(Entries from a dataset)
****************************************

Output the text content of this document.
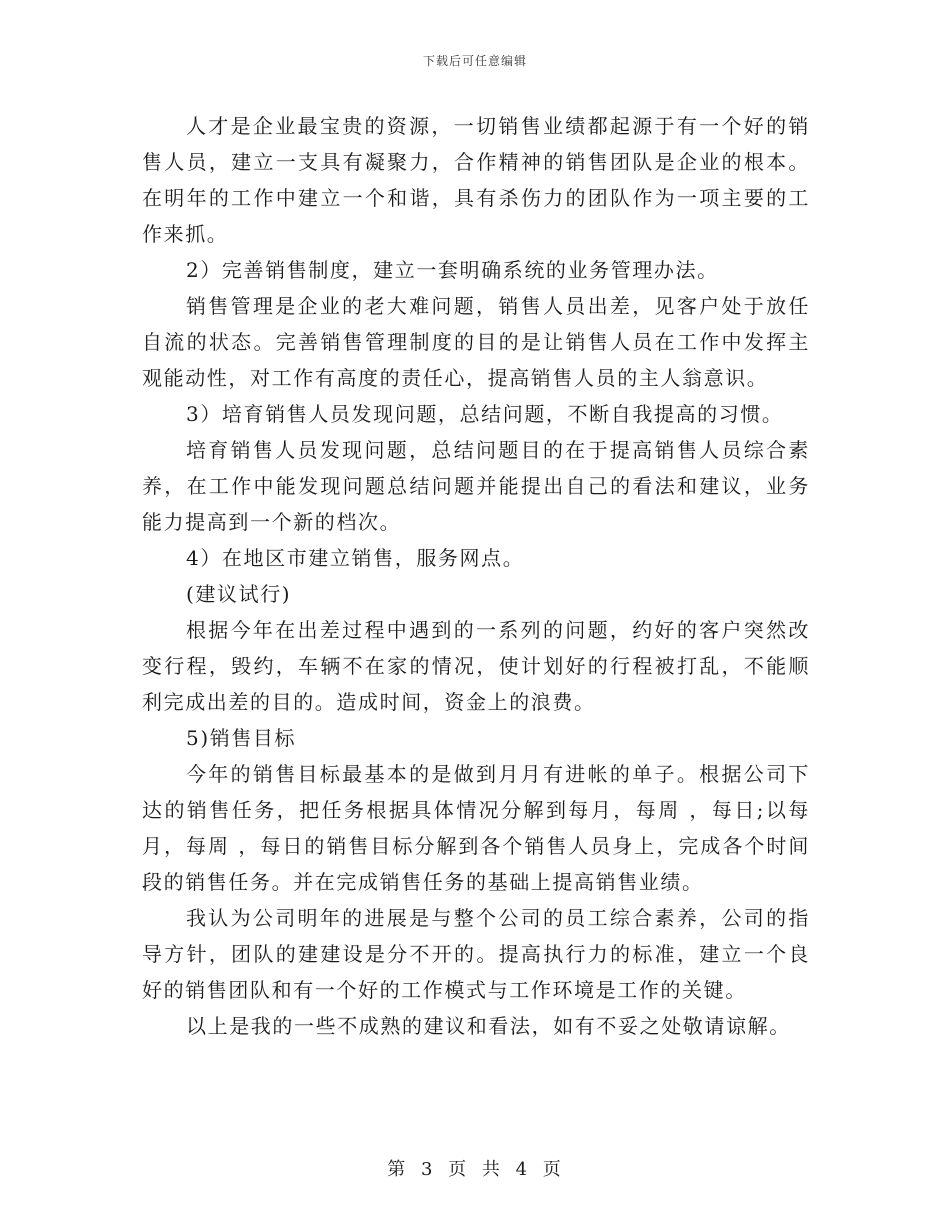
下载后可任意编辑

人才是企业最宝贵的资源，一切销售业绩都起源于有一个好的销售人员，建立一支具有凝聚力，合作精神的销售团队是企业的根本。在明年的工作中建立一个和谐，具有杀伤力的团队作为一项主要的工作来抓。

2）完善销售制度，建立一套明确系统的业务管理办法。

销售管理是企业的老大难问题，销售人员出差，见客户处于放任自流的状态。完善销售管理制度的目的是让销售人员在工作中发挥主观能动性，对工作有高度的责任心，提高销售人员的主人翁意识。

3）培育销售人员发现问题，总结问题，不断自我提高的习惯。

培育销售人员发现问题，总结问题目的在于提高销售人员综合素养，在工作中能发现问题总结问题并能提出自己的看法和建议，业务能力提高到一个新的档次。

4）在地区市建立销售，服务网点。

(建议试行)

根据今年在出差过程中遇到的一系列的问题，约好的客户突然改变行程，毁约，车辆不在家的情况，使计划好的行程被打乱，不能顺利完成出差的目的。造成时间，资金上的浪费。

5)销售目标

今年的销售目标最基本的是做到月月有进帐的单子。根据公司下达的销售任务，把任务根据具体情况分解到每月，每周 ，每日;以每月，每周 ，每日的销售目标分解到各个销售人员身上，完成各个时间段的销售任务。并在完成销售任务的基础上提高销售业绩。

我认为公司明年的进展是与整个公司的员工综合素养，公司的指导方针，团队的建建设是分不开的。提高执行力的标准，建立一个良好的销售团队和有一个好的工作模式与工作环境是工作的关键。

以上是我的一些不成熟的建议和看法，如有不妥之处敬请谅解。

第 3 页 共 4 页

****************************************

GIVEN TASK —
Copy each line of the data that contains the word "培育销售人员发现问题".

THE RESULT —
3）培育销售人员发现问题，总结问题，不断自我提高的习惯。
培育销售人员发现问题，总结问题目的在于提高销售人员综合素养，在工作中能发现问题总结问题并能提出自己的看法和建议，业务能力提高到一个新的档次。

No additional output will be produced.